* [WRITTEN PROBLEM]
How many lines of the material below contain the string "JSON"? Answer with the number and nothing else.

* [DATASET ROWS]
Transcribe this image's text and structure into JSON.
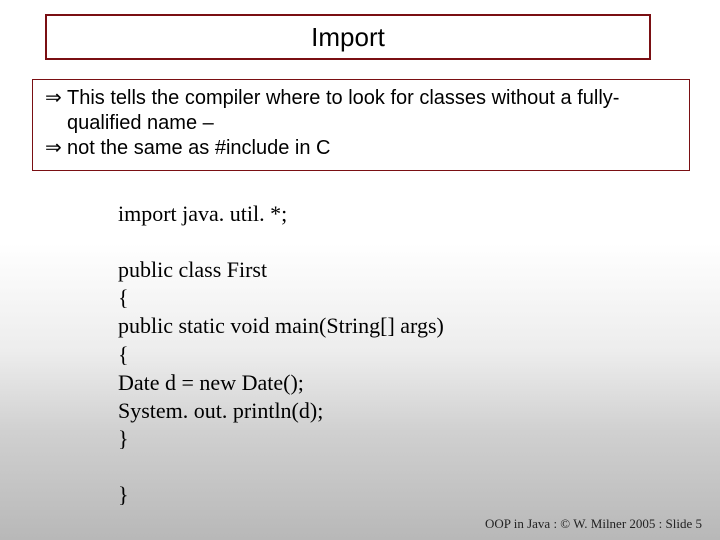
{
  "title": "Import",
  "bullets": [
    "This tells the compiler where to look for classes without a fully-qualified name –",
    "not the same as #include in C"
  ],
  "bullet_marker": "⇒",
  "code": {
    "l0": "import java. util. *;",
    "l1": "public class First",
    "l2": "{",
    "l3": "public static void main(String[] args)",
    "l4": "{",
    "l5": "Date d = new Date();",
    "l6": "System. out. println(d);",
    "l7": "}",
    "l8": "}"
  },
  "footer": "OOP in Java : © W. Milner 2005 : Slide 5"
}
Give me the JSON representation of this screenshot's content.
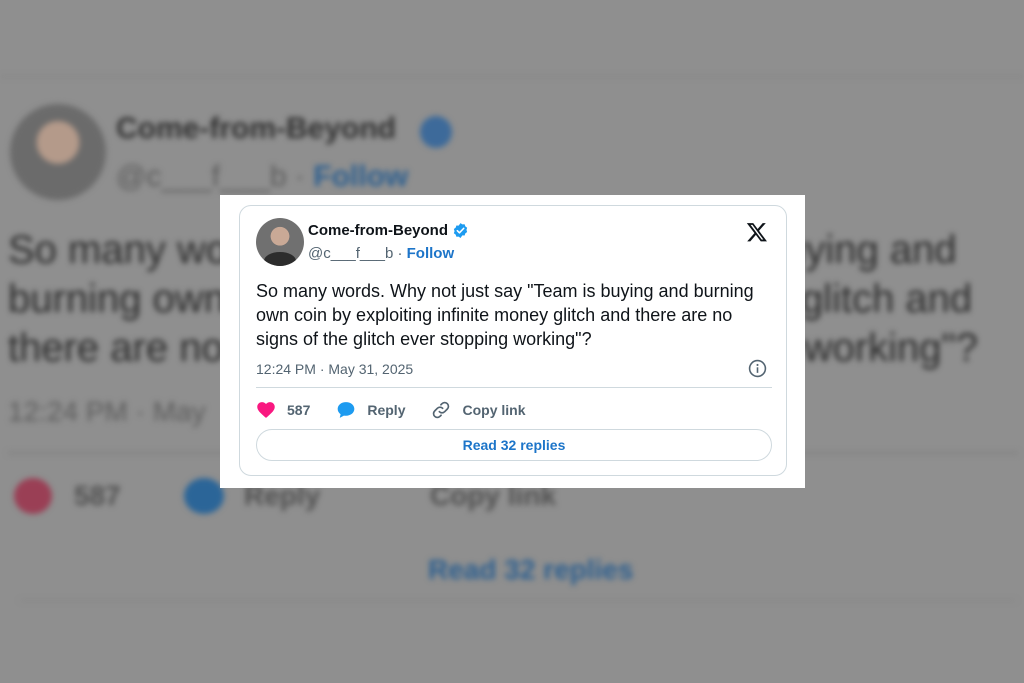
{
  "tweet": {
    "author_name": "Come-from-Beyond",
    "handle": "@c___f___b",
    "separator": "·",
    "follow_label": "Follow",
    "text": "So many words. Why not just say \"Team is buying and burning own coin by exploiting infinite money glitch and there are no signs of the glitch ever stopping working\"?",
    "timestamp": "12:24 PM · May 31, 2025",
    "like_count": "587",
    "reply_label": "Reply",
    "copy_link_label": "Copy link",
    "read_replies_label": "Read 32 replies"
  },
  "background": {
    "author_name": "Come-from-Beyond",
    "handle": "@c___f___b",
    "follow_label": "Follow",
    "text_fragment": "So many wo                                                    uying and burning own                                                  glitch and there are no                                                  working\"?",
    "timestamp_fragment": "12:24 PM · May",
    "like_count": "587",
    "reply_label": "Reply",
    "copy_link_label": "Copy link",
    "read_replies_label": "Read 32 replies"
  },
  "icons": {
    "verified": "verified-badge-icon",
    "logo": "x-logo-icon",
    "info": "info-icon",
    "like": "heart-icon",
    "reply": "speech-bubble-icon",
    "copy": "link-icon"
  },
  "colors": {
    "accent": "#1d75c9",
    "heart": "#f91880",
    "verified": "#1d9bf0",
    "text": "#0f1419",
    "muted": "#536471"
  }
}
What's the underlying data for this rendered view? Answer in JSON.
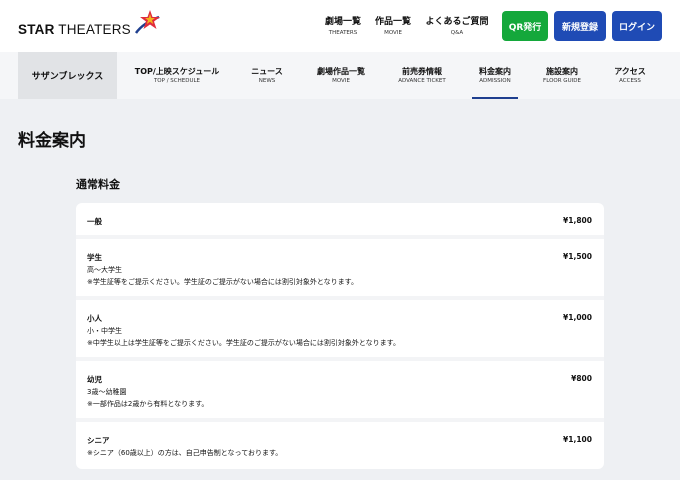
{
  "brand": {
    "name_bold": "STAR",
    "name_rest": " THEATERS"
  },
  "top_nav": [
    {
      "jp": "劇場一覧",
      "en": "THEATERS"
    },
    {
      "jp": "作品一覧",
      "en": "MOVIE"
    },
    {
      "jp": "よくあるご質問",
      "en": "Q&A"
    }
  ],
  "buttons": {
    "qr": "QR発行",
    "register": "新規登録",
    "login": "ログイン"
  },
  "theater_name": "サザンブレックス",
  "sub_nav": [
    {
      "jp": "TOP/上映スケジュール",
      "en": "TOP / SCHEDULE"
    },
    {
      "jp": "ニュース",
      "en": "NEWS"
    },
    {
      "jp": "劇場作品一覧",
      "en": "MOVIE"
    },
    {
      "jp": "前売券情報",
      "en": "ADVANCE TICKET"
    },
    {
      "jp": "料金案内",
      "en": "ADMISSION"
    },
    {
      "jp": "施設案内",
      "en": "FLOOR GUIDE"
    },
    {
      "jp": "アクセス",
      "en": "ACCESS"
    }
  ],
  "page_title": "料金案内",
  "section_title": "通常料金",
  "prices": [
    {
      "name": "一般",
      "price": "¥1,800",
      "lines": []
    },
    {
      "name": "学生",
      "price": "¥1,500",
      "lines": [
        "高〜大学生",
        "※学生証等をご提示ください。学生証のご提示がない場合には割引対象外となります。"
      ]
    },
    {
      "name": "小人",
      "price": "¥1,000",
      "lines": [
        "小・中学生",
        "※中学生以上は学生証等をご提示ください。学生証のご提示がない場合には割引対象外となります。"
      ]
    },
    {
      "name": "幼児",
      "price": "¥800",
      "lines": [
        "3歳〜幼稚園",
        "※一部作品は2歳から有料となります。"
      ]
    },
    {
      "name": "シニア",
      "price": "¥1,100",
      "lines": [
        "※シニア（60歳以上）の方は、自己申告制となっております。"
      ]
    }
  ],
  "colors": {
    "qr_button": "#14a83b",
    "primary_button": "#1f4bb5",
    "active_underline": "#1f3f8f"
  }
}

* [TASK RESPONSE]
3